-- start RECORDS SHOWN --
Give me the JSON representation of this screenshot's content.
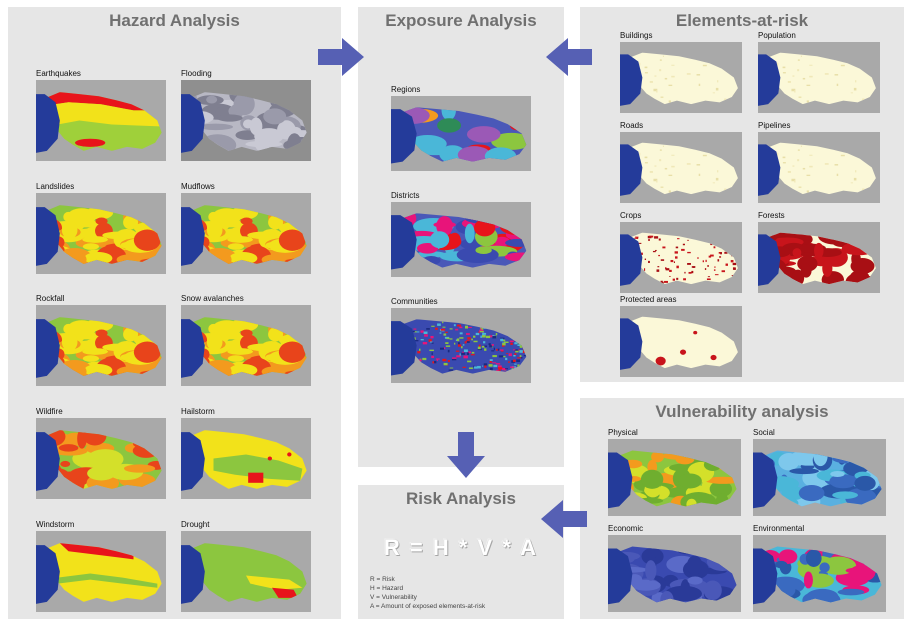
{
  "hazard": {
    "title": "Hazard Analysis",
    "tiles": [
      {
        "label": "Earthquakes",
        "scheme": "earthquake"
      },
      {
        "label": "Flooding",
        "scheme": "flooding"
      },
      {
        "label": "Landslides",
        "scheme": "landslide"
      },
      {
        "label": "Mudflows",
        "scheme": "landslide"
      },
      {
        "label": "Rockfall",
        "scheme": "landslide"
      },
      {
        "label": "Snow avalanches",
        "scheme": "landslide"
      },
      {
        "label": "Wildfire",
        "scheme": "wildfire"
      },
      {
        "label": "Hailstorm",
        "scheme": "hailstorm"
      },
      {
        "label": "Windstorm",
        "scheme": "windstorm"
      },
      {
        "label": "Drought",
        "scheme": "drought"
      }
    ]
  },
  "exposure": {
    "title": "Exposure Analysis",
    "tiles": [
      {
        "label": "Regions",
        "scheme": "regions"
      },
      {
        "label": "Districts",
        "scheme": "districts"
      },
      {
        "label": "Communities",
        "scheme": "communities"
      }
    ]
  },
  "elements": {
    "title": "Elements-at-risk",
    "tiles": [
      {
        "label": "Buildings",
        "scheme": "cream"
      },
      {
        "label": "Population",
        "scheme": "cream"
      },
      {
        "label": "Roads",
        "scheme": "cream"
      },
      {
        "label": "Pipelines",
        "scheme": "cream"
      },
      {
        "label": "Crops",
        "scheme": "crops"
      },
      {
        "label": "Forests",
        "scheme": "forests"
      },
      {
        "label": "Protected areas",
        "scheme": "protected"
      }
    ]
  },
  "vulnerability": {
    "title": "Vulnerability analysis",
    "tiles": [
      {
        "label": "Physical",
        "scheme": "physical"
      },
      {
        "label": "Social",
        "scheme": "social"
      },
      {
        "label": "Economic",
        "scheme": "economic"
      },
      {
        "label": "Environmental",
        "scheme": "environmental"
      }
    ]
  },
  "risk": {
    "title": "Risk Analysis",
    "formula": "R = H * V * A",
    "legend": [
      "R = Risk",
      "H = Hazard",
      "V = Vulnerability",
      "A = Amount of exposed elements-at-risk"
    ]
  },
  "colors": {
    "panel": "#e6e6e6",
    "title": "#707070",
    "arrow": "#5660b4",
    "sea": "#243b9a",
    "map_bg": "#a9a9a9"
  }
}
-- end RECORDS SHOWN --
-- start RECORDS SHOWN --
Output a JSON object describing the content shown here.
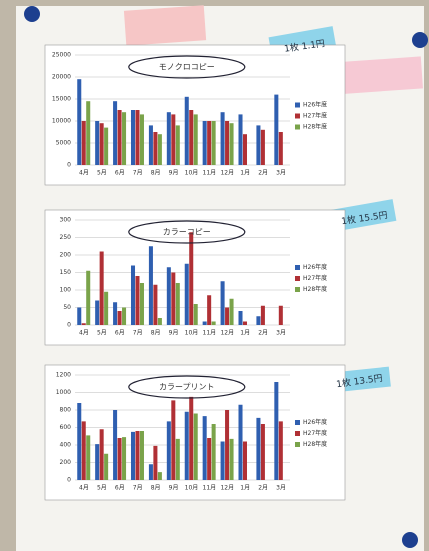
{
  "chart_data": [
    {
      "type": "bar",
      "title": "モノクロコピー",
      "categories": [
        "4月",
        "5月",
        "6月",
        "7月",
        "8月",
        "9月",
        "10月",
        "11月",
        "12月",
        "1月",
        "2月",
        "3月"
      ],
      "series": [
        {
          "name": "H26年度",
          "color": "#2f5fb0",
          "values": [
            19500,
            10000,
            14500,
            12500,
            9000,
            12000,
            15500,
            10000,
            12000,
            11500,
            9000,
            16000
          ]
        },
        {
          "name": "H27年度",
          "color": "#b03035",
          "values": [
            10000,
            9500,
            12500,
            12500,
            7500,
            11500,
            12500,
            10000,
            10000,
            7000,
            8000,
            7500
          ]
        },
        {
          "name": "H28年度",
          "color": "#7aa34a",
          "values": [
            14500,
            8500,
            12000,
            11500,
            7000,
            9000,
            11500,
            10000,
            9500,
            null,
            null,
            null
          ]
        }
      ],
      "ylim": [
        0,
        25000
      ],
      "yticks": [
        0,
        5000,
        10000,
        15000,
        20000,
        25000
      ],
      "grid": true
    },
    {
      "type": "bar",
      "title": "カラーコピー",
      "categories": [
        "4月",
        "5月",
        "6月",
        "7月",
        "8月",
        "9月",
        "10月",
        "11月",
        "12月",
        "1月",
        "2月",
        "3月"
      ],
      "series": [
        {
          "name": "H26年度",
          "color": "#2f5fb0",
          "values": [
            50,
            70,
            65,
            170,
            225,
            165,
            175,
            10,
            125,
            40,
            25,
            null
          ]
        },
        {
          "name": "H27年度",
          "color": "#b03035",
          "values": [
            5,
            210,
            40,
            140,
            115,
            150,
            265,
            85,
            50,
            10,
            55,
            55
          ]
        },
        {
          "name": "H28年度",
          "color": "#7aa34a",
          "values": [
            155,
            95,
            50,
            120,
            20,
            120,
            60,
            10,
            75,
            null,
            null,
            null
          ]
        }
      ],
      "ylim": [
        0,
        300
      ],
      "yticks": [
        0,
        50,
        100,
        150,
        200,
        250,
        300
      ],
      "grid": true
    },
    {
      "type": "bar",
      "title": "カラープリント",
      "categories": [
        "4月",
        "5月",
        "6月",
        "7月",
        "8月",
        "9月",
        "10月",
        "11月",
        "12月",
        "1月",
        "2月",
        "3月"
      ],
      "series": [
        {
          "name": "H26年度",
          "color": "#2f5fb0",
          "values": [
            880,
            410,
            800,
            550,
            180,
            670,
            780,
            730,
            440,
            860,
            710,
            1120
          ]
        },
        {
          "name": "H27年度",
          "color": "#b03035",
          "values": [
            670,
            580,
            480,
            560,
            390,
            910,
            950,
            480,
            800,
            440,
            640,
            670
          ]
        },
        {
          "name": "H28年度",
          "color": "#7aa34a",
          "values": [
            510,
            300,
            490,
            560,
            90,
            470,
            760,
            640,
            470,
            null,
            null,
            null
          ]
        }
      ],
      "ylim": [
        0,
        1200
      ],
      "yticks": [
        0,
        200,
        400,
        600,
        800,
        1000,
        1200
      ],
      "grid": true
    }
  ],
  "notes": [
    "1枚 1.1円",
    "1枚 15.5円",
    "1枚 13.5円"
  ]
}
-- end RECORDS SHOWN --
§ WHAT YOU SHOULD DO:
Look back over the material above and state how many lines hold the word "content". Write the number and nothing else.

§ SOLVED EXERCISE:
2